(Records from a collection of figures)

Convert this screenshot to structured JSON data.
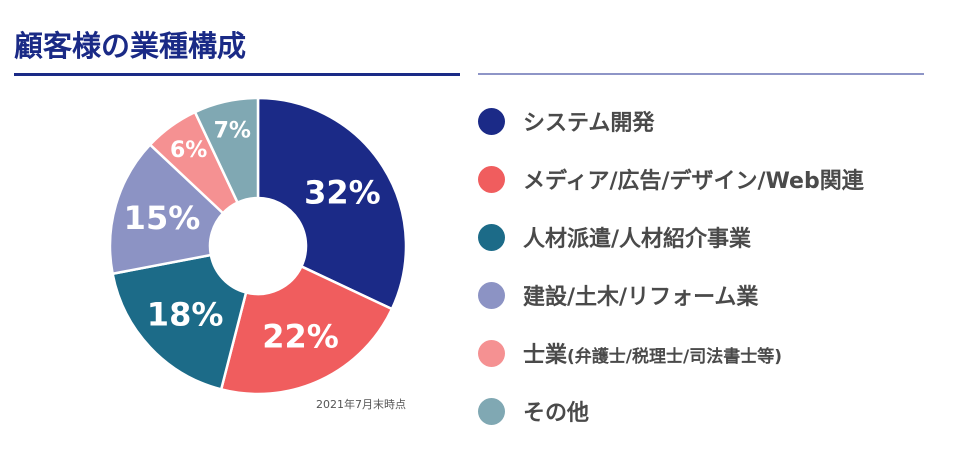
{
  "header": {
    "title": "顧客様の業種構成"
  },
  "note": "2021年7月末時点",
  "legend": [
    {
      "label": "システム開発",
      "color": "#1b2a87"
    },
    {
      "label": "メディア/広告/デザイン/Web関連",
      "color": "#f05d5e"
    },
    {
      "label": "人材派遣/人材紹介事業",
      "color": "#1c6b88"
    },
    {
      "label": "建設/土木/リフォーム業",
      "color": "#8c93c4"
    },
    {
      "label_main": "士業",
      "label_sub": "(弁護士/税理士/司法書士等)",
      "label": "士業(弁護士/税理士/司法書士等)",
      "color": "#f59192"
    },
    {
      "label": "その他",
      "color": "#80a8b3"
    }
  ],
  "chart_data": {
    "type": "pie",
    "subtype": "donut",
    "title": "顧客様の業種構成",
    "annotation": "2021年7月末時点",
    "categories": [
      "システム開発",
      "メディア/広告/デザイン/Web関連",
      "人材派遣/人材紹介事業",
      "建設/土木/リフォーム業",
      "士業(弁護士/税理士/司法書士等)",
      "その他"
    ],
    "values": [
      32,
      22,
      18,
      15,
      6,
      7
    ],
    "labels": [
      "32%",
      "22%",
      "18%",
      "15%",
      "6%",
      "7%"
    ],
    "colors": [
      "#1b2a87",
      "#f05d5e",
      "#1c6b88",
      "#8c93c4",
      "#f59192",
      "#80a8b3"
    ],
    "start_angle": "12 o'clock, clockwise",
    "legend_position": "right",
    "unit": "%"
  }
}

* * *

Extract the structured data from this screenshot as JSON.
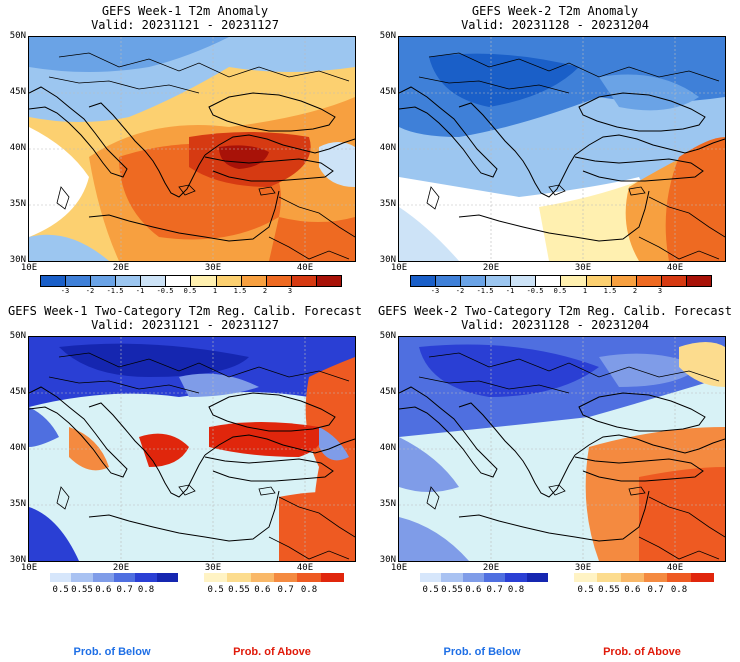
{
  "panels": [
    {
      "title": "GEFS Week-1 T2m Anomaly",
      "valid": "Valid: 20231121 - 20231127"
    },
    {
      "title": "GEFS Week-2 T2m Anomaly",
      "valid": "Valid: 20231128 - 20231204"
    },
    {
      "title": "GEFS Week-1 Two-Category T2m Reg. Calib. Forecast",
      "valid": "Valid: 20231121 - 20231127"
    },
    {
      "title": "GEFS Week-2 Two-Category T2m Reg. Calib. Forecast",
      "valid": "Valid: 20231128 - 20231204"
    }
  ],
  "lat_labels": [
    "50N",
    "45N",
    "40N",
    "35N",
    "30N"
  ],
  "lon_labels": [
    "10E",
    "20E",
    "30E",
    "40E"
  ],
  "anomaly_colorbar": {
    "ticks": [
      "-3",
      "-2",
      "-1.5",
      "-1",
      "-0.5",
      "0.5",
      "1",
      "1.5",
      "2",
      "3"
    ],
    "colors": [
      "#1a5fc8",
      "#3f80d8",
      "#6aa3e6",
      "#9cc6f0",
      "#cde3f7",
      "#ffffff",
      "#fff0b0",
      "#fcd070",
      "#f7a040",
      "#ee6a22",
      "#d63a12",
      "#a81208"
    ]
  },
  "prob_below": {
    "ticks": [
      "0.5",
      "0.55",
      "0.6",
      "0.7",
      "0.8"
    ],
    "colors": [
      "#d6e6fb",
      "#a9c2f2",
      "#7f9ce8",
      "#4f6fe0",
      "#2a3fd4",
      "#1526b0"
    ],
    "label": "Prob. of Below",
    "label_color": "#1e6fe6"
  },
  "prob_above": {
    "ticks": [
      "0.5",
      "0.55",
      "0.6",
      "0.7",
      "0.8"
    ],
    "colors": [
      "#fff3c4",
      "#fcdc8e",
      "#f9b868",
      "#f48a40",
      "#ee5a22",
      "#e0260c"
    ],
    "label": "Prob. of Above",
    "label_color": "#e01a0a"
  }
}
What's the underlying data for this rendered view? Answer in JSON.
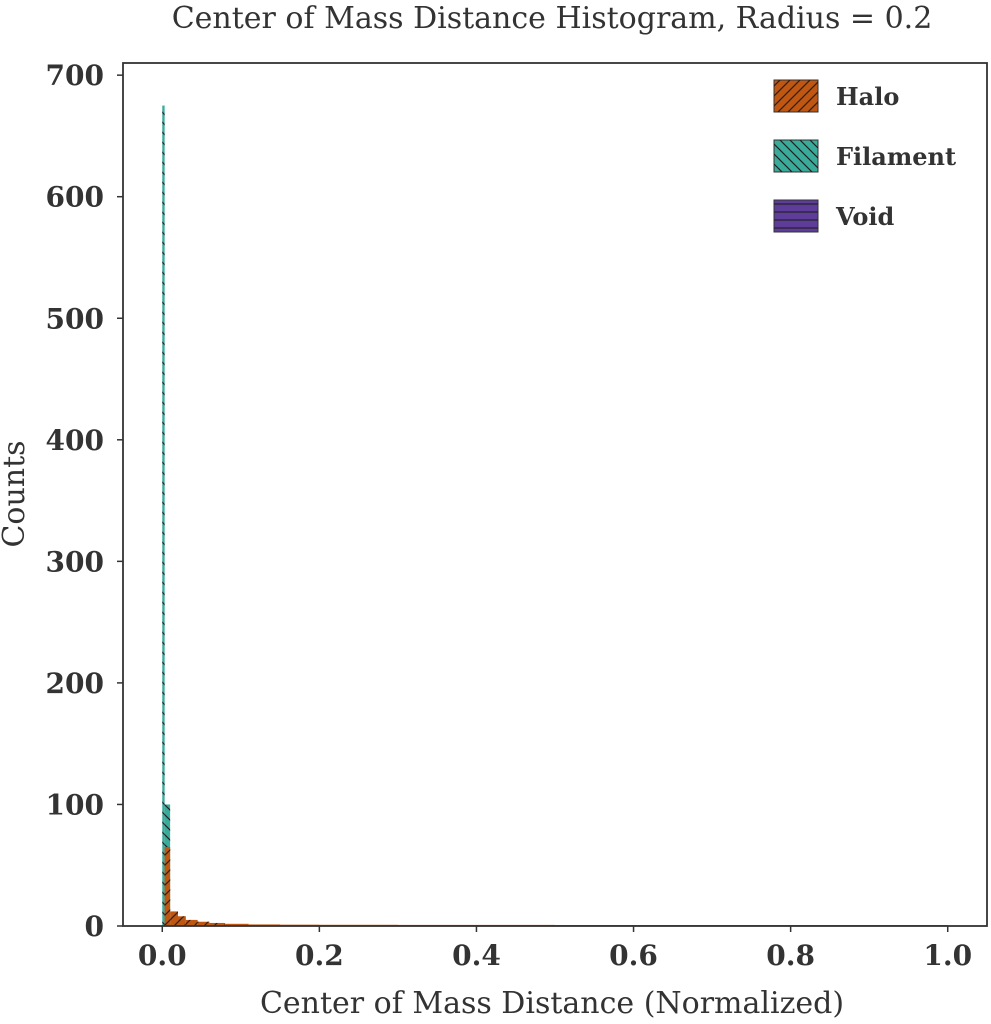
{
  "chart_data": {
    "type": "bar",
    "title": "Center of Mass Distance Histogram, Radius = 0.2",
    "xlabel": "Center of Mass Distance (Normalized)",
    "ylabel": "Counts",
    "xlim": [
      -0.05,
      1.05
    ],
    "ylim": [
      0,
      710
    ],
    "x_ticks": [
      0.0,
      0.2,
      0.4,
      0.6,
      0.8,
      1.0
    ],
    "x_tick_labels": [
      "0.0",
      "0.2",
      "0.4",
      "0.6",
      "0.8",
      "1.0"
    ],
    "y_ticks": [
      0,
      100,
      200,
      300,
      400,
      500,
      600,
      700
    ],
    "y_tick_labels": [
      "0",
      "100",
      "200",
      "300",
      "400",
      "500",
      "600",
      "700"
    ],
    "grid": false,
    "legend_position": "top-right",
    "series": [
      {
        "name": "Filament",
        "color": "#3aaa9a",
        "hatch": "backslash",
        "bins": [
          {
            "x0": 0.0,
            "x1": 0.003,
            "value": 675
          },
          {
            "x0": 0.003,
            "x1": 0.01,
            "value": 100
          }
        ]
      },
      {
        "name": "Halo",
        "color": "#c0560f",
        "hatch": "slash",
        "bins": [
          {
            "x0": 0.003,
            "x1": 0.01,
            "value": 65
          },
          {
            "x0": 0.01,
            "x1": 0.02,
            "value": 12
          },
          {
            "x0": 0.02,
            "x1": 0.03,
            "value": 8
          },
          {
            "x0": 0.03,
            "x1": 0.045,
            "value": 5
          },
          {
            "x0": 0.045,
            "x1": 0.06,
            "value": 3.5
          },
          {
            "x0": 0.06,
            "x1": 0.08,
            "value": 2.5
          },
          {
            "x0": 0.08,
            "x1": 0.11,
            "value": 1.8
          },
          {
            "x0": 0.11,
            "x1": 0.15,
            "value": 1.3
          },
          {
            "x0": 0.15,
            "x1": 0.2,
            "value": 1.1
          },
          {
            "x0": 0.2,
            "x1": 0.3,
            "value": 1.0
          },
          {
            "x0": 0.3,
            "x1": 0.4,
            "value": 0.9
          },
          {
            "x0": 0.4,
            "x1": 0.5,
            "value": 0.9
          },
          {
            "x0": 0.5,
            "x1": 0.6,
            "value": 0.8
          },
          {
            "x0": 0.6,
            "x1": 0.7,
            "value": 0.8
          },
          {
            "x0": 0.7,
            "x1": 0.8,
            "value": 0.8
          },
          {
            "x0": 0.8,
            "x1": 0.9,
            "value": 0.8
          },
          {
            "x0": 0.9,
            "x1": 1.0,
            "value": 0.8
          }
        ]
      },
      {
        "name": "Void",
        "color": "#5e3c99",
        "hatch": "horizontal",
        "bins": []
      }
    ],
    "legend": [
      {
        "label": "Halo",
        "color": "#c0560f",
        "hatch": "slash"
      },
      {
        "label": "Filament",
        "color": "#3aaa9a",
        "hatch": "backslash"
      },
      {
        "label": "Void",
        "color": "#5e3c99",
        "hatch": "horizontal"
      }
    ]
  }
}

WORK TO DO:
Which lines hold the string "司法書士等"? Copy all of them from the data above.

SOLVED EXERCISE:
      "label_sub": "(弁護士/税理士/司法書士等)",
      "label": "士業(弁護士/税理士/司法書士等)",
      "士業(弁護士/税理士/司法書士等)",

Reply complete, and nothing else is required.